Metin:
ÖZNESİZ BİR İMGEYİM BATMANI DÜŞLERKEN

“Bakıp görmeyenlerden,

konuşup dinlemeyenlerden,

dokunup hissetmeyenlerden uzak durun”

- Leonardo Da Vinci-

 

Güçsüzlüğünü bir adak ağacına bez asarak ve dilek tutarak baskılayan ürkek bir inancın gölgesi gibi bazen kendisine olan kırgınlığın perde arkasına saklanır insan. Yürek kanatları kırık olanlar derin uçurumlarda kolayca uçmaya cesaret edemezler öyle. Batmanı düşlerken, hayat estetiğinden yalıtılmış öznesiz bir imgeyim göçebe ruhuna takılan.

 

Umudun dağ yüzüne zamanın gölgesi hakir düştüğünde, demledim yasak sevdaların yasını kendi yürek küllerimden ruhumda yaşadığım kentime serptim güzelce. Bilirim bıçağın keskin yüzü üzerinde yürür yarının özgürlük düşlerinde saklı sevdalar. Sırat köprüsünde yürüsede yinede körelmez Aşkın iradi ruhu. Düşlerimden veda çiçekleri topladım sana; Hasankeyf'e ağıt diye kestirdiğin zülüflerine ilmik ilmik sistemlerle dokudum. Kanadığın yerde kanatlarında kıpkızıl gökyüzünde kırık dökük sendeler. Dilsiz sözlerin, sözsüz sezisiyim öksüz tarihin gözlerinden akan yaşlarda.

 

Ecel diyarların ölüm güllerinden erken solan buketler yaptım sana; dalgın dalgında olsa azıcık sitemkar baksana. Gel yüreklere gömülen canlara adayalım acıların en yiğidini. Minnetsiz vedalara yükledim onur yükünden gamlarımı suskun yüreğine miras bıraktım. Bilirsin, eksik insanın tamlığı öteki yakınındaki insanın yansımasında ifadeye kavuşur nedensiz ve bitimsiz.

Satır Alıntıları:
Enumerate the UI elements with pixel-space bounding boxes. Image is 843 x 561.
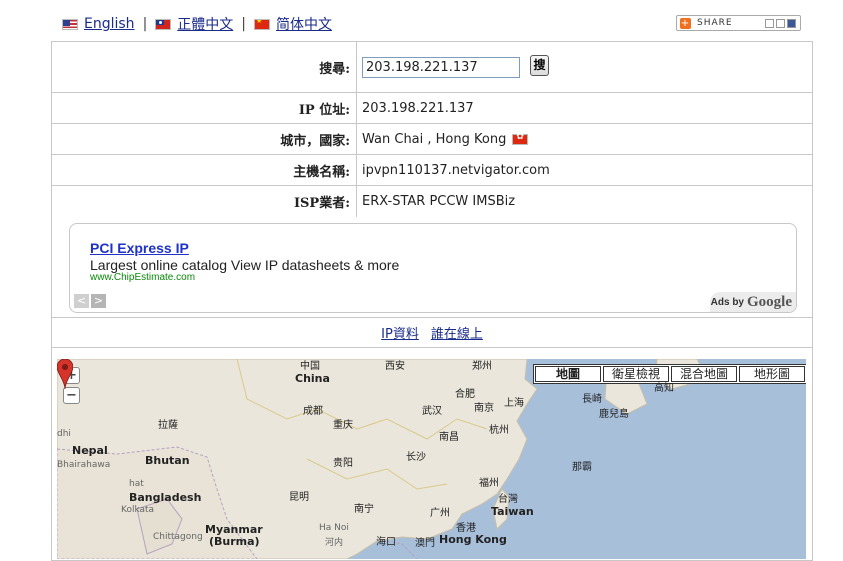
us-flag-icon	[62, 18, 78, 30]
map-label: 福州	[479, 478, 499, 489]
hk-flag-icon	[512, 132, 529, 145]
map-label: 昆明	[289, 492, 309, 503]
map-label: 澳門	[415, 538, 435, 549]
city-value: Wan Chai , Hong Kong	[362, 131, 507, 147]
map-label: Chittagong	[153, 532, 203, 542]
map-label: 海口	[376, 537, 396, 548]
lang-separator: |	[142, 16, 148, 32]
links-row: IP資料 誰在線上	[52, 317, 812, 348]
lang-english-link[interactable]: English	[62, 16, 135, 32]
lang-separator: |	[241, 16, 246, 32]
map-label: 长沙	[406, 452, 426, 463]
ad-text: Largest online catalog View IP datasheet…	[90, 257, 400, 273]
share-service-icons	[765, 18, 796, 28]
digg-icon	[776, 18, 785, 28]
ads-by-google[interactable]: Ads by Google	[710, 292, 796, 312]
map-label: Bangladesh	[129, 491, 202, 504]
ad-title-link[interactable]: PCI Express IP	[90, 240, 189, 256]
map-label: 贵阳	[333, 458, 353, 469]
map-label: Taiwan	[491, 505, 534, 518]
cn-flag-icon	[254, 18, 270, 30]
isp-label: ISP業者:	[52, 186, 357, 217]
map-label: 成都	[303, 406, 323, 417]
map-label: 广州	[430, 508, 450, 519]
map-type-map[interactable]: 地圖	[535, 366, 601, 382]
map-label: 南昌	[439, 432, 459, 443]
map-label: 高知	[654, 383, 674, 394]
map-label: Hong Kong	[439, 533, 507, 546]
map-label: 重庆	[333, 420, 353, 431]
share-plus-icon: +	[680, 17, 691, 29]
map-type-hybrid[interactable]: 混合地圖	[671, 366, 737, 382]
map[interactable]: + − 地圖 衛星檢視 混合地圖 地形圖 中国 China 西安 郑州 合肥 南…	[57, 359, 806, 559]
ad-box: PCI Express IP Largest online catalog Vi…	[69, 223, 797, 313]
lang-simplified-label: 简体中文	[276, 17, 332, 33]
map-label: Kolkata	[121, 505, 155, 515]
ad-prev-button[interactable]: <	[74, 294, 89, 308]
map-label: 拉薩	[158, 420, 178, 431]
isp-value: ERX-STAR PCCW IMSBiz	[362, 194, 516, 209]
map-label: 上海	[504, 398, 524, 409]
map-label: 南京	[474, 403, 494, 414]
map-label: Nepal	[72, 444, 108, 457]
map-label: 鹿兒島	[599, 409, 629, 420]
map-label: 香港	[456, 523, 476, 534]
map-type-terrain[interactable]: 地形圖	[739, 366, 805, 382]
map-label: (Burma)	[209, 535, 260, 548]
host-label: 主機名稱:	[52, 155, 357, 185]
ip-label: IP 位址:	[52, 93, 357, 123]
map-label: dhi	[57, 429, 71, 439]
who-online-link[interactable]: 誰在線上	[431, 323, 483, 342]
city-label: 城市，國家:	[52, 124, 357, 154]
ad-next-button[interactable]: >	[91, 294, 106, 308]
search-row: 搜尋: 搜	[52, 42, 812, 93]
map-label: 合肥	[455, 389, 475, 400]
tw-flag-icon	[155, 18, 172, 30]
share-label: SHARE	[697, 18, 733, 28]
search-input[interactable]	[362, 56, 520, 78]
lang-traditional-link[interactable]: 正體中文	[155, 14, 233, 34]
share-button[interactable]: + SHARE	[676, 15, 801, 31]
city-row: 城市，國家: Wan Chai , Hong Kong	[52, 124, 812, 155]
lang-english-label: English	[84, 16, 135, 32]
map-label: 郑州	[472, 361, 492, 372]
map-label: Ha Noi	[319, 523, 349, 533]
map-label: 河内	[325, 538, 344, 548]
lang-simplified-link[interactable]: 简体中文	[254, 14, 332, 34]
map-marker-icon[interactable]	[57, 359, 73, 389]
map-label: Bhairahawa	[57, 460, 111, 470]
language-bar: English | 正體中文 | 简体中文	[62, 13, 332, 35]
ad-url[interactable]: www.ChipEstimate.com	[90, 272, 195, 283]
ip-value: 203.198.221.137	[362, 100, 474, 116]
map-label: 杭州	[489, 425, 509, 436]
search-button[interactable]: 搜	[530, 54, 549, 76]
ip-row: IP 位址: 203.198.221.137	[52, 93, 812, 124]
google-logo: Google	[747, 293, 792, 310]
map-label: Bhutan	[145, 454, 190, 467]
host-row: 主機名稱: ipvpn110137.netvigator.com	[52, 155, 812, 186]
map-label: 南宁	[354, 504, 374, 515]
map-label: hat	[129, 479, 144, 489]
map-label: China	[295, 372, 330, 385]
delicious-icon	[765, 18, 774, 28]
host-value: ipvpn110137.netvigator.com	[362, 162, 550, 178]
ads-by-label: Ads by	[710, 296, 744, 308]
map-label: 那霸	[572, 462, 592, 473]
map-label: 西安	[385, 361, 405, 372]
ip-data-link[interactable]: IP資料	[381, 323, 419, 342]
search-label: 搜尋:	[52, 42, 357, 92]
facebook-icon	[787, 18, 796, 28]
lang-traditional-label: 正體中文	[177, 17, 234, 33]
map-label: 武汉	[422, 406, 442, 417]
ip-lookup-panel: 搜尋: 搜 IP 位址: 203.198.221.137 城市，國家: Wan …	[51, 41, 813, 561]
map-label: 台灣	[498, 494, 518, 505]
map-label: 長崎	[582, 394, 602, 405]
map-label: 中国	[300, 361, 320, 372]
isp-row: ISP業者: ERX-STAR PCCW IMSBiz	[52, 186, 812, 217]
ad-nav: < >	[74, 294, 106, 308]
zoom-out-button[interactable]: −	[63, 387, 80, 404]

Görev Listesi:
a) Batman metninde "Umudun dağ yüzüne" sözlerinden "gözlerinden akan yaşlarda." sözlerine kadar uzanan bölümü hiç değiştirmeden geri verin.
b) Lütfen Batman metnini kaldığı yerden sürdürün.

Alıştırma Cevapları:
a)
Umudun dağ yüzüne zamanın gölgesi hakir düştüğünde, demledim yasak sevdaların yasını kendi yürek küllerimden ruhumda yaşadığım kentime serptim güzelce. Bilirim bıçağın keskin yüzü üzerinde yürür yarının özgürlük düşlerinde saklı sevdalar. Sırat köprüsünde yürüsede yinede körelmez Aşkın iradi ruhu. Düşlerimden veda çiçekleri topladım sana; Hasankeyf'e ağıt diye kestirdiğin zülüflerine ilmik ilmik sistemlerle dokudum. Kanadığın yerde kanatlarında kıpkızıl gökyüzünde kırık dökük sendeler. Dilsiz sözlerin, sözsüz sezisiyim öksüz tarihin gözlerinden akan yaşlarda.

b)
 

Hiçliğin varlığını kanıtlama telaşı ve zamanın seni tüketen gamsız sefası, bolca aldatılardan ruhu doyurmayan laf salatası. Yaşam ve mekan estetiği dururken zamanı kendine düşmanlaştırmanın anlamı nedir be Elihé? Yaşamdan yalıtılmış halinde öznesiz kusurlu bir imgeyim bendeki sen.Tutkuların bölünmüş estetiğinden kırgın türemiş ve parçalanmış  figürlerin çarpık uzlaşılarına aldanma böyle safça!

 

Kar fırtınalarında yazılmış soğuk ateşin mısralarını demledim yüreğimden sana, şu yazın sıkılgan bunalımına baksana. Birden sessizliğin varlığında suskun yalnızlığıma sığındığım. Seçilmiş hiçlikten sarsarak uyandırdı beni hayatın hakiki gerçekleri. Ha öyle kolayca yargılama beni, kendi anlatısında yenilgi yaşayanların dikiş tutmaz yaralarında bilki derin acılar saklıdır.

 

Sanal mekandan azade bir sınırsızlığa firar etmiş durumda yaşadığımız zaman aralığı. Bizim yaşadığımızı sandığımız mekan ve zaman sanal imgeler ve yansımalardan ibaret. Gerçek yaşamın sınırları sanal zaman ve yalıtılmış mekanda iyicene bulanıklaşır. Yaşadığımızı sandığımız mekan ve zaman gerçekte hayatımızın ne kadar uzağında veya sanal olarak hangi ağlar mesafesinde yakınımızda farkında bile değiliz.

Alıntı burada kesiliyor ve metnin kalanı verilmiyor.